INFORMATION PROVIDED:

####

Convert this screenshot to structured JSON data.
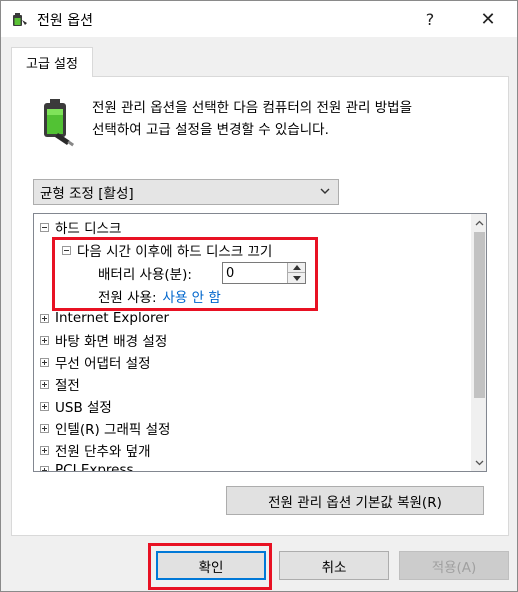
{
  "window": {
    "title": "전원 옵션",
    "help_glyph": "?",
    "close_glyph": "✕"
  },
  "tab": {
    "label": "고급 설정"
  },
  "description": {
    "line1": "전원 관리 옵션을 선택한 다음 컴퓨터의 전원 관리 방법을",
    "line2": "선택하여 고급 설정을 변경할 수 있습니다."
  },
  "plan_dropdown": {
    "value": "균형 조정 [활성]"
  },
  "tree": {
    "hard_disk": "하드 디스크",
    "turn_off_after": "다음 시간 이후에 하드 디스크 끄기",
    "on_battery_label": "배터리 사용(분):",
    "on_battery_value": "0",
    "plugged_in_label": "전원 사용:",
    "plugged_in_value": "사용 안 함",
    "items": [
      "Internet Explorer",
      "바탕 화면 배경 설정",
      "무선 어댑터 설정",
      "절전",
      "USB 설정",
      "인텔(R) 그래픽 설정",
      "전원 단추와 덮개",
      "PCI Express"
    ]
  },
  "buttons": {
    "restore": "전원 관리 옵션 기본값 복원(R)",
    "ok": "확인",
    "cancel": "취소",
    "apply": "적용(A)"
  },
  "colors": {
    "highlight": "#e81123",
    "link": "#0066cc",
    "focus_border": "#0078d7"
  }
}
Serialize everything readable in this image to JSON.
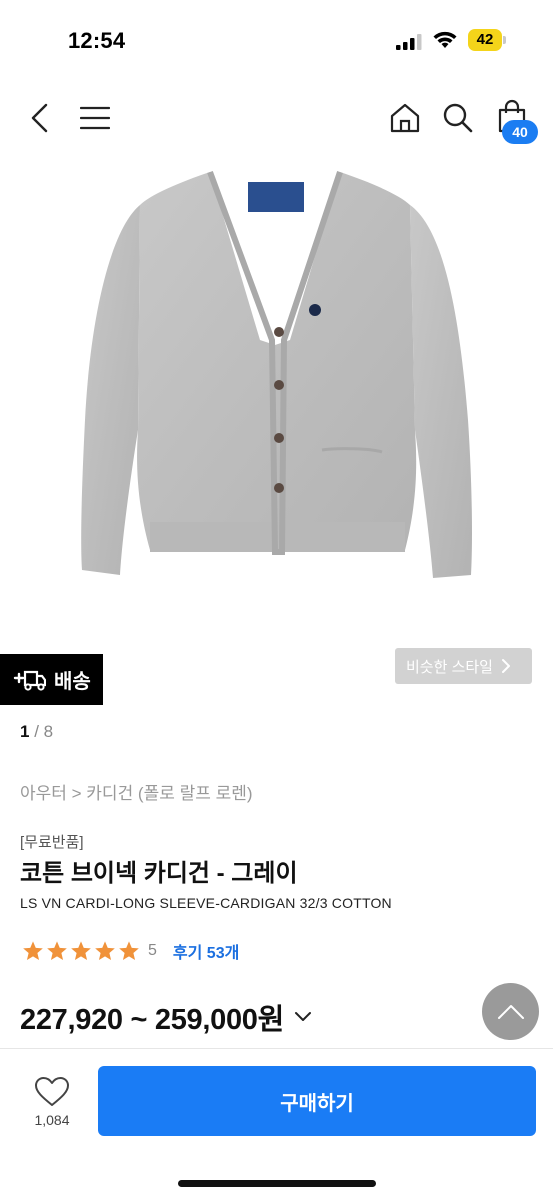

####

WORK TO DO:
Reproduce the full material exactly, excluding the pictures.

RESULT BELOW:
Convert this screenshot to structured JSON data.
{
  "window": {
    "title": "전원 옵션",
    "help_glyph": "?",
    "close_glyph": "✕"
  },
  "tab": {
    "label": "고급 설정"
  },
  "description": {
    "line1": "전원 관리 옵션을 선택한 다음 컴퓨터의 전원 관리 방법을",
    "line2": "선택하여 고급 설정을 변경할 수 있습니다."
  },
  "plan_dropdown": {
    "value": "균형 조정 [활성]"
  },
  "tree": {
    "hard_disk": "하드 디스크",
    "turn_off_after": "다음 시간 이후에 하드 디스크 끄기",
    "on_battery_label": "배터리 사용(분):",
    "on_battery_value": "0",
    "plugged_in_label": "전원 사용:",
    "plugged_in_value": "사용 안 함",
    "items": [
      "Internet Explorer",
      "바탕 화면 배경 설정",
      "무선 어댑터 설정",
      "절전",
      "USB 설정",
      "인텔(R) 그래픽 설정",
      "전원 단추와 덮개",
      "PCI Express"
    ]
  },
  "buttons": {
    "restore": "전원 관리 옵션 기본값 복원(R)",
    "ok": "확인",
    "cancel": "취소",
    "apply": "적용(A)"
  },
  "colors": {
    "highlight": "#e81123",
    "link": "#0066cc",
    "focus_border": "#0078d7"
  }
}
Serialize everything readable in this image to JSON.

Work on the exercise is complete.